__WHAT TO DO__: Tally every line of the material that includes "days", then give the tally and nothing else.

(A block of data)
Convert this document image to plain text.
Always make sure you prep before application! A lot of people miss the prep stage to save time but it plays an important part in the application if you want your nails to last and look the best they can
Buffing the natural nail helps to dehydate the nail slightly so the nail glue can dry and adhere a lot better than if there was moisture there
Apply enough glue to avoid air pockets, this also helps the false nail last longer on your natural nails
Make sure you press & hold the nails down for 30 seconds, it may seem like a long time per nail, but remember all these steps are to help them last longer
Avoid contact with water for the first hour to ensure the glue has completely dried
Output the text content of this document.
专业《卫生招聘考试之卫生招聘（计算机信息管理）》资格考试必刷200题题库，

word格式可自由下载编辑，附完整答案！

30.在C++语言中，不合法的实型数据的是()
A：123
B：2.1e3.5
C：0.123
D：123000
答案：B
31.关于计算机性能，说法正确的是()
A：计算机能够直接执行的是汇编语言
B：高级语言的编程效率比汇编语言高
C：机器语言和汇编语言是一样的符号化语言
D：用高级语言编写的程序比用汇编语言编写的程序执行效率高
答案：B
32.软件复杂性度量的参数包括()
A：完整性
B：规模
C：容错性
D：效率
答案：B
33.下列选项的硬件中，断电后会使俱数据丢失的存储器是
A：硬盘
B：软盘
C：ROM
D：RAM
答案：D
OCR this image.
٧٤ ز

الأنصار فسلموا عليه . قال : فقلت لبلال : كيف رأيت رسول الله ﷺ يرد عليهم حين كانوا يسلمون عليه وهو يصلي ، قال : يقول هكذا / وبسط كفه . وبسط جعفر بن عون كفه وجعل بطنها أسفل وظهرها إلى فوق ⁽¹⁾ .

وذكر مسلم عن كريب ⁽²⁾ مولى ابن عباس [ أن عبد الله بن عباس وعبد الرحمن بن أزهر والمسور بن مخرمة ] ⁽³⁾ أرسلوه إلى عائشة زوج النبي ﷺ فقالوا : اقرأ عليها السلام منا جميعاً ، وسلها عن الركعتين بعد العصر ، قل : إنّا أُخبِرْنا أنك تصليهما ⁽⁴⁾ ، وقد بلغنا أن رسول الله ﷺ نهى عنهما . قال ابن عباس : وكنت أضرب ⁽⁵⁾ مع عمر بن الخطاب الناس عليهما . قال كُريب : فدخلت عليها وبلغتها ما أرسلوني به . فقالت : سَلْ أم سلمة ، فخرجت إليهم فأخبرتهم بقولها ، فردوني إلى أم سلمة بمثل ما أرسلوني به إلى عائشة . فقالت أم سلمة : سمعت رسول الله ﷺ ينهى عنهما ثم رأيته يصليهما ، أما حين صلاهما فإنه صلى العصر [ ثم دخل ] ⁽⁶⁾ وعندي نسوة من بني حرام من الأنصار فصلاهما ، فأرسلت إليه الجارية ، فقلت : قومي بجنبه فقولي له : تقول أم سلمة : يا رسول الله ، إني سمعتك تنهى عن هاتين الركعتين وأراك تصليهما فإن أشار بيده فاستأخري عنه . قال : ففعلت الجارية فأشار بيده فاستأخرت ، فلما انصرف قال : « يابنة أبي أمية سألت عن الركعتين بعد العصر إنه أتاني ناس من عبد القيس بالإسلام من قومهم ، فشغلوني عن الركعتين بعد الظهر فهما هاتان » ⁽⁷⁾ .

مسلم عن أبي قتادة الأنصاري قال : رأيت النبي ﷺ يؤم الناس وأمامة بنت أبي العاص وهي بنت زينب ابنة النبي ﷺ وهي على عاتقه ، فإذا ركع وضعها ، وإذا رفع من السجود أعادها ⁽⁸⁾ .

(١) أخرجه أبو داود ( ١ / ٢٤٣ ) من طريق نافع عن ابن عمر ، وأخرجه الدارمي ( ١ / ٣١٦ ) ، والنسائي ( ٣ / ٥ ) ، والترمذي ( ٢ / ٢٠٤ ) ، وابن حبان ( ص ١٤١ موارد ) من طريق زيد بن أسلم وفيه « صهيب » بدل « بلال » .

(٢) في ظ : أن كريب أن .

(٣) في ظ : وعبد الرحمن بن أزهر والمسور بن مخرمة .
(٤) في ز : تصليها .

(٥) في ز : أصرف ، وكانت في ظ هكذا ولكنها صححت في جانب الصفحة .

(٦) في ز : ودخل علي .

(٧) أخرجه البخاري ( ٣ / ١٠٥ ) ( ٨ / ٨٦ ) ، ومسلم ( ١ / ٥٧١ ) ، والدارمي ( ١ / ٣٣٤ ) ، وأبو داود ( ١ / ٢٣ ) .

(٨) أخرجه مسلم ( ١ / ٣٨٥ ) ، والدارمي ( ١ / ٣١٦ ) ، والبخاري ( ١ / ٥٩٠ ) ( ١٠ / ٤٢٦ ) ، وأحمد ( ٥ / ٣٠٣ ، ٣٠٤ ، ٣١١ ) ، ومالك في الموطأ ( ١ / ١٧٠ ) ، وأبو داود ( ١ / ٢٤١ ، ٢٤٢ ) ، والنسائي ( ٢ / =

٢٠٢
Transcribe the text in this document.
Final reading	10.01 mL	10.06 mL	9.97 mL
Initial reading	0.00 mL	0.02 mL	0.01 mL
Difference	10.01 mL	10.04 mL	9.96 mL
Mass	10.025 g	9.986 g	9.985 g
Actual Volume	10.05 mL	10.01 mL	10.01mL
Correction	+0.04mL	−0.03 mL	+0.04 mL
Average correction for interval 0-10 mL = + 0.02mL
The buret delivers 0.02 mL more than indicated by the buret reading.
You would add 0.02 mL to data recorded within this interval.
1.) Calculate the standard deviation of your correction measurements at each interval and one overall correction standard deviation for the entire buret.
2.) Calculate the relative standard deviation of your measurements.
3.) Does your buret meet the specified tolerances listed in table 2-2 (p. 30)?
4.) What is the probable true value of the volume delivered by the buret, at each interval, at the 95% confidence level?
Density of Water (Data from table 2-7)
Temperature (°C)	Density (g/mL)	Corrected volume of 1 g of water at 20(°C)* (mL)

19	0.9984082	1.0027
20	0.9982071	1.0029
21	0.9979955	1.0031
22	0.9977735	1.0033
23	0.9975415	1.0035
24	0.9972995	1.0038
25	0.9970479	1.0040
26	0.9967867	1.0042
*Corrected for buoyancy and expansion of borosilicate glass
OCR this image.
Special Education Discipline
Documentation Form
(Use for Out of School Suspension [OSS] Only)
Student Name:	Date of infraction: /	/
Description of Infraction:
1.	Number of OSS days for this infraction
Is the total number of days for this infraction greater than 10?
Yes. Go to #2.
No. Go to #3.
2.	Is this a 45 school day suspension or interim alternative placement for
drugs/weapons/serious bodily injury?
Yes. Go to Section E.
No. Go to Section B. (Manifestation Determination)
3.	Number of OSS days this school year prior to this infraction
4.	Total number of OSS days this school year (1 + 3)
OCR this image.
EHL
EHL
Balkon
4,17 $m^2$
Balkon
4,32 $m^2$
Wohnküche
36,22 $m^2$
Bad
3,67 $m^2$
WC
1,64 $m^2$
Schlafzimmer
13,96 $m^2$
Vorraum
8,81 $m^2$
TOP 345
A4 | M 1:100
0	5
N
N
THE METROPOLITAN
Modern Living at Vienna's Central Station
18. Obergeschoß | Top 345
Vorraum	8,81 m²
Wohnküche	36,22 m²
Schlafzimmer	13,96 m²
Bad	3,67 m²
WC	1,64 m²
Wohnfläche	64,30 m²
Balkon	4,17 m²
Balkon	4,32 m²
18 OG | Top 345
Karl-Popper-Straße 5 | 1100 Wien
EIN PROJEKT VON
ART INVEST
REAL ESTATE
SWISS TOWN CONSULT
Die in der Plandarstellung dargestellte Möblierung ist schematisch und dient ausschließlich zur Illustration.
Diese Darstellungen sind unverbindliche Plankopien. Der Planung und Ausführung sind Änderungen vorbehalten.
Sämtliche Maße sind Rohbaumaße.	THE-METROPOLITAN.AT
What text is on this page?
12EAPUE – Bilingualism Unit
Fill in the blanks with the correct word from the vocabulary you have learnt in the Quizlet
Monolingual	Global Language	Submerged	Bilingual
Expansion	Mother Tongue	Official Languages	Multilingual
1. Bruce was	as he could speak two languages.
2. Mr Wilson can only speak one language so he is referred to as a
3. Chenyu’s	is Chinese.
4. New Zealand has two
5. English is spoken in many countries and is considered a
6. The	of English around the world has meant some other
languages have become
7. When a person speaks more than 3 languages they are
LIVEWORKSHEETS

__EXERCISE ANSWER__: 4